A question that I am asked on a regular basis is why particular characters in messages are not displayed ‘as-expected’ by the Parola library. These characters, often typed in from the Serial monitor or embedded within strings, contain non-ASCII characters. Here’s what is happening.

What causes the problem?

At its basic level, the issue is that non-ASCII characters are being processed as ASCII characters. Parola can be used to display non-ASCII characters but the programmer needs to take steps to ensure this happens.

For any display, a character code is just a number that identifies a pattern of pixels that represent the ‘visual’ of the character to be displayed; a bit pattern that is found in the font definitions. So if the character is interpreted incorrectly, the lookup will result in an incorrect or missing bitmap shown on the display.

ASCII vs Unicode

ASCII and Unicode are two different character encodings – standards on how to represent different characters manipulated in digital form. The main difference between the two is how they encode a character and the number of bits used for the encoding.

ASCII was developed soon after the C language and eventually replaced a number of competing proprietary character encoding formats. So it is quite old and established.

In ASCII all letters, digits, and symbols are encoded in 8 bits and represented as a number between 32 and 127. Codes less than 32 are reserved as ‘device control’ codes such as the newline character. As each byte can store 2⁸-1 (or 255) numbers, one byte has more than enough space to store the basic set of english characters.

As computing spread, non-english characters needed to be accommodated and people became really inventive on how to use the ASCII numbers from 128 to 255 still available. The same numbers represented different characters, depending on who was programming the software. It quickly became obvious that there was insufficient extra available numbers to represent the complete set of characters for all languages.

Unicode was therefore developed as the single character set that could represent every character in every language. Unicode currently contains characters for most written languages and has room for even more, so it won’t need to be replaced anytime soon.

Unicode uses a variable sized bit encoding with a choice between 32, 16, and 8-bit encodings. More bits allows more characters but at the expense of larger files; fewer bits limits character choice but creates smaller files.

This change requires a shift in how to interpret characters. In this new encoding, each character is an idealized abstract entity. Instead of a number, each character in this system is represented as a code-point written as U+00639 (where U stands for ‘Unicode’) and the numbers are hexadecimal.

To maintain compatibility with ASCII, Unicode was designed so that the first seven bits matched the ASCII characters. So when an ASCII encoded file is opened with a Unicode enabled editor, the ASCII characters are interpreted correctly. This reduced the impact of the new encoding standard for those who were already using ASCII (ie, at the time, almost everyone).

Where does UTF-8 fit in?

Unicode Transformation Format (UTF) are the encoding standards for the Unicode character set.

UTF-8 is the 8 bit variable length encoding variant of UTF. In UTF-8, every code-point from 0 to 127 is stored in a single byte, making it backward compatible with ASCII. Code points above 128 are stored using between 2 and 4 bytes. As UTF-8 is compact for Latin scripts and is ASCII-compatible, it became the de facto standard encoding for interchange of Unicode text.

Additional UTF standards include the UTF-16 variable length encoding and UTF-32 fixed length encoding (the whole Unicode code-point fits in 32 bits). These are not backward compatible with ASCII as each character is encoded in 16 or 32 bits respectively.

▶ [ENTRIES SUPPLIED]
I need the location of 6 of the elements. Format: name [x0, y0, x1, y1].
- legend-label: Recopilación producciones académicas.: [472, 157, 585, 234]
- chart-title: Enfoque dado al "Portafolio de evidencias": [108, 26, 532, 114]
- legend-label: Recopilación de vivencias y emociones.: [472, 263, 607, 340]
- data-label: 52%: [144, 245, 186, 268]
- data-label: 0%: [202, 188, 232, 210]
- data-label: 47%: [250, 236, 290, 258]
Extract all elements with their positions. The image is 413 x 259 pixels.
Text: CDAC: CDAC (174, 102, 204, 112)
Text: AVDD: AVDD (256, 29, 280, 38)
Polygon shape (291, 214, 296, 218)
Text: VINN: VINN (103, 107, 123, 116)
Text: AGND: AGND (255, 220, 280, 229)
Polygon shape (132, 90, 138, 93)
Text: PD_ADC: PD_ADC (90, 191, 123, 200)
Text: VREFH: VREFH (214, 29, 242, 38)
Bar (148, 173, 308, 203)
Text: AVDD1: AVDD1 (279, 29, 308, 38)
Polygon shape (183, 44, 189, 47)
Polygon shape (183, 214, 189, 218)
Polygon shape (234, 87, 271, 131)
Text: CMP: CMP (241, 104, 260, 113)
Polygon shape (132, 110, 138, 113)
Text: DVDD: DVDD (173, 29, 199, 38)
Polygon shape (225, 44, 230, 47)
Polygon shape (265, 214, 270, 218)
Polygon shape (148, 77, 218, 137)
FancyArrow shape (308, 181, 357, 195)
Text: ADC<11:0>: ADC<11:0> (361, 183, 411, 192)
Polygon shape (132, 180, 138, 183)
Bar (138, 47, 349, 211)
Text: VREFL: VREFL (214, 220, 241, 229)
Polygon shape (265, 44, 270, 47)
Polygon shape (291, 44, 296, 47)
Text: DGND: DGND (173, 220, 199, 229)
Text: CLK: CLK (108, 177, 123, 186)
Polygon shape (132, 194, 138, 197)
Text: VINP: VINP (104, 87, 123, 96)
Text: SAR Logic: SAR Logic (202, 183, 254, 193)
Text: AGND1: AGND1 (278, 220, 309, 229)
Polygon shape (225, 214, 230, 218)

▶ [REQUEST] Pick up the article on Parola and non-ASCII characters where it stops, and write the next part of it. None of the material is needed here.

▶ [RESPONSE FOR THIS EXERCISE]
Converting UTF-8 to Unicode code-points

The table below shows how UTF-8 encoding works. The x characters are replaced by the bits of the code-point.

Source: https://en.wikipedia.org/wiki/UTF-8

The table below shows examples of how Unicode characters are encoded. The bits of the Unicode code-point are split over the requisite numbers of characters depending on how large it is.

Source: https://en.wikipedia.org/wiki/UTF-8

As an example, the code-point for the Euro character U+20AC would result in the UTF-8 encoded sequence of bytes 0xE2 0x82 0xAC. Software processing this text needs to receive all three bytes from a file or input stream before it knows what code-point to display.

Converting UTF-8 back to Unicode

All unicode encodings start with a character greater than 128 (ie, top bit set in the byte) and all the characters that are part of the encoding similarly have their top bit set.

Decoding a UTF-8 group back to a Unicode character becomes becomes a matter of parsing each byte in an input stream and recombining the encoded bits back in the right order. This is most easily done by processing each character using a Finite State Machine (see these earlier articles about FSMs).

In the Parola Library, the example Parola_UTF-8_Display includes a decoding function that works for 2 byte UTF-8 encodings, mapping decoded characters correctly to the locally included font definition. It is not designed to work with UTF-8 encoding longer than 2 bytes.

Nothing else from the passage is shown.